CONSEGNA:
Prosegui il testo sulla seconda dose di Astrazeneca per gli under 60, ripartendo subito dopo la sua ultima frase.

TESTO FORNITO:
* * * * * * * * *

Ok a seconda dose con Astrazeneca per gli under 60
A generare il ripensamento di parte dei vaccinati, erano stati i dubbi sugli studi citati a supporto del mix vaccinale, i cui dati preliminari (e su poche centinaia di persone) hanno indicato un aumento della risposta immunitaria a fronte di qualche effetto collaterale in più rispetto alla somministrazione di due dosi dello stesso vaccino. D’altra parte, i dati sugli studi registrativi sull’uso di due dosi omologhe nonché gli studi successivi, che hanno invece incluso un elevato numero di partecipanti, indicano che i già rari casi di trombosi associata a carenza di piastrine dopo la prima dose di Astrazeneca, sono ancora più esigui dopo la seconda.
In termini numerici, sulla base dei tassi di segnalazione contenuti nel quinto rapporto di farmacovigilanza dei vaccini Covid-19 pubblicato dall’Agenzia Italiana del farmaco (AIFA) che riguarda le segnalazioni di sospette reazioni avverse registrate nel nostro Paese tra il 27 dicembre 2020 e il 26 maggio 2021, il rischio di trombosi venose intracraniche e in sede atipiche in soggetti vaccinati con Astrazeneca “è in linea con quanto osservato a livello europeo (1 caso ogni 100mila dose somministrate e nessun caso dopo la seconda), prevalentemente in persone con meno di 60 anni”.

* * * * * * * * *

DATI FORNITI:
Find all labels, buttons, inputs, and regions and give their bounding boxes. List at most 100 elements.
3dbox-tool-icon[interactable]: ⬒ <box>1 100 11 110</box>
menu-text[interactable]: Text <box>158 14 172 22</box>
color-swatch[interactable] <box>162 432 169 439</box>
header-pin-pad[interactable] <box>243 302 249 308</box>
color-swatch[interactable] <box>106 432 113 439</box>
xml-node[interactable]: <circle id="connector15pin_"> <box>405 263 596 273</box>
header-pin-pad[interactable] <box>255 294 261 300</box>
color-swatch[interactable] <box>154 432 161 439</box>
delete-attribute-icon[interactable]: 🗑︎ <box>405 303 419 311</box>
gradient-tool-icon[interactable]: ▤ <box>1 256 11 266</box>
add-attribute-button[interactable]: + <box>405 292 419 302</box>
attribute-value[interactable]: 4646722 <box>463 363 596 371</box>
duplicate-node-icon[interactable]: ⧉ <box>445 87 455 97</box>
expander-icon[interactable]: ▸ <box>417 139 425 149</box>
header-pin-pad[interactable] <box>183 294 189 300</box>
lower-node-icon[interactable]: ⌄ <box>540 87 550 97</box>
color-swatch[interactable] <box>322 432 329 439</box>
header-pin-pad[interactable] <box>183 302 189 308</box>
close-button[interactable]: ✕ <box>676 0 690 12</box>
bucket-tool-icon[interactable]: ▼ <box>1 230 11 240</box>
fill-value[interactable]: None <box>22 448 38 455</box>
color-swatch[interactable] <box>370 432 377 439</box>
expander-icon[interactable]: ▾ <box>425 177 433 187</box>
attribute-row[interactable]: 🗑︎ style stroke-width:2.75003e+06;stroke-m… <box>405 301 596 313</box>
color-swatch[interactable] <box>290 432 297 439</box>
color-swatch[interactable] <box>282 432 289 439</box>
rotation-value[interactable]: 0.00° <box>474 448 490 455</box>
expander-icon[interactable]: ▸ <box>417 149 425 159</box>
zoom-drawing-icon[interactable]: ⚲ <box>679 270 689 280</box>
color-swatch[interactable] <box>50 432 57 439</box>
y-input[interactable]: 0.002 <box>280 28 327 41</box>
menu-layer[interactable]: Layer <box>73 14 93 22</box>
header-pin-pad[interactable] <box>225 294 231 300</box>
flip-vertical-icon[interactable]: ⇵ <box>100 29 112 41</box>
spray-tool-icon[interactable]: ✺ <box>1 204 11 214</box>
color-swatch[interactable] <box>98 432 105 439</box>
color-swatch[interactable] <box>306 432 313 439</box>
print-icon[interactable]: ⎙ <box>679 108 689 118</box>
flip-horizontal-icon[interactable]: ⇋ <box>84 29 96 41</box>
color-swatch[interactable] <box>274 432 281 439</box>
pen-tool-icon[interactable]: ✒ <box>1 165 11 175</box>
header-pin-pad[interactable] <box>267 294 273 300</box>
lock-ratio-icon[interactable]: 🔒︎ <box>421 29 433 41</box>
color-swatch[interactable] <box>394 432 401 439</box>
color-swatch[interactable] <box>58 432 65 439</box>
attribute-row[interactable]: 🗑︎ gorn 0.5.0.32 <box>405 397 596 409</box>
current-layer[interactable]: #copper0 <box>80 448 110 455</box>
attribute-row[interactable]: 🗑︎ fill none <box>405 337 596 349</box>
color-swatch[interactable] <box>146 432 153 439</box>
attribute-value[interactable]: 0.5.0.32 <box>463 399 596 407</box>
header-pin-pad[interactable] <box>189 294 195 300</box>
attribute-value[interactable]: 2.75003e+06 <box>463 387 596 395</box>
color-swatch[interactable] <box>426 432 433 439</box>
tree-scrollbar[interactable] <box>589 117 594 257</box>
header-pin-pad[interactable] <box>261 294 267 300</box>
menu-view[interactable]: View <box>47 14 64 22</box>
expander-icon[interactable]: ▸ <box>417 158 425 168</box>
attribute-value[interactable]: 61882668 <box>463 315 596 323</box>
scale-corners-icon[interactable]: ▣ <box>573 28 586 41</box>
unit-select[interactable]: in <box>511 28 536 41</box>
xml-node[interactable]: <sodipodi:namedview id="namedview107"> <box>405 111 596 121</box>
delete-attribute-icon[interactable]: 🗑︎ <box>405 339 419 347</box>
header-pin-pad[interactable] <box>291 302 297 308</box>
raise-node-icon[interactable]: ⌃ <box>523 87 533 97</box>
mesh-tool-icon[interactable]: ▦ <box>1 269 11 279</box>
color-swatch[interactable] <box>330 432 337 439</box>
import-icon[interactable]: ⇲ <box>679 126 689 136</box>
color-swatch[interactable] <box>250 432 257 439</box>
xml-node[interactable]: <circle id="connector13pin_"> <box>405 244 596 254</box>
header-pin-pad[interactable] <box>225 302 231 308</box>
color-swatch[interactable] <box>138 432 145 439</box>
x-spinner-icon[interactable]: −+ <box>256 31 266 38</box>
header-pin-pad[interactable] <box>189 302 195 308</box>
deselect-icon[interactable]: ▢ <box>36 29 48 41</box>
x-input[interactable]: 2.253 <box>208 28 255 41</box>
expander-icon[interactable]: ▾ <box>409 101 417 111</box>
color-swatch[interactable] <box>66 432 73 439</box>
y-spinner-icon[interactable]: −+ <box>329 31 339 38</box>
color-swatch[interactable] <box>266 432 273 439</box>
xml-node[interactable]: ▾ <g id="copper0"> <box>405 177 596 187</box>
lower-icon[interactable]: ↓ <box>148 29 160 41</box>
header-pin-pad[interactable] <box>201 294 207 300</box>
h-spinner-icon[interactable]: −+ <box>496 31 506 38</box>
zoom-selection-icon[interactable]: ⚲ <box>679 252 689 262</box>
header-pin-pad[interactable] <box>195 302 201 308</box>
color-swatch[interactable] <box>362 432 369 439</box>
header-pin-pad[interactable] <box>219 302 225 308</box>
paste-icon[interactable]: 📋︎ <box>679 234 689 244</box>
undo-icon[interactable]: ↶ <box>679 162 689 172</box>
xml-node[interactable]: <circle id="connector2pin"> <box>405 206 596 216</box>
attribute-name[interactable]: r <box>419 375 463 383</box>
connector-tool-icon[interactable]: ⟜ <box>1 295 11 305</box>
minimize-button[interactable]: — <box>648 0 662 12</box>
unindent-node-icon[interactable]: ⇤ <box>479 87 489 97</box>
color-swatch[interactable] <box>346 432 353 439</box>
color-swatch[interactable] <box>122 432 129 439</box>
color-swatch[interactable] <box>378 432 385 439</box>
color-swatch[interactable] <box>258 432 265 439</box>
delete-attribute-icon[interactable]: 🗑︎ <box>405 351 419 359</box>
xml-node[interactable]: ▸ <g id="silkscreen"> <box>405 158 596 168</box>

* * * * * * * * *

RISPOSTA:
Anche secondo i dati dell’Agenzia di regolamentazione dei medicinali e dei prodotti sanitari (MHRA) del Regno Unito, la maggior parte dei casi di tromboembolia post-vaccinazione si è verifica dopo la prima dose, con un rischio di sviluppare coaguli di sangue stimato in circa 1 caso ogni 100.000 prime dosi nella fascia di età 40-49 anni e ridotto di un decimo dopo la somministrazione della seconda dose (1,3 casi su 1 milione di richiami).
In generale, la maggior parte degli eventi avversi successivi alla vaccinazione con Astrazeneca segnalati in Italia è relativa a effetti collaterali locali e sistemici (39%), con reazioni più frequentemente registrate che sono febbre, stanchezza/astenia, brividi e dolore in sede di iniezione. “Circa l’87% di questi eventi è riportato come non grave e il 12% come grave, nella maggior parte dei casi con esito in risoluzione completa o miglioramento” precisa l’Agenzia italiana. Seguono, in ordine di frequenza, le patologie del sistema nervoso, che rappresentano il 38% circa di tutti gli eventi segnalati, prevalentemente costituiti da cefalea e capogiro, risultando non gravi nell’81% delle segnalazioni e gravi nel 18% circa dei casi, e le patologie del sistema muscolo-scheletrico e del tessuto connettivo (16% circa di tutti gli eventi segnalati), soprattutto mialgie, artralgie e rigidità.
Come tutti i farmaci, anche i vaccini anti-Covid possono causare effetti indesiderati, per lo meno in una certa percentuale di persone ma, nel complesso, il profilo di tollerabilità di Astrazeneca indica che il “bilancio rischi-benefici resta positivo” ha ribadito l’Agenzia Europea dei Medicinali (EMA), assicurando che il vaccino anglo-svedese resta indicato per tutti e precisando che, in considerazione della diffusione delle varianti, è auspicabile che l’intervallo di tempo tra le due dosi venga accorciato.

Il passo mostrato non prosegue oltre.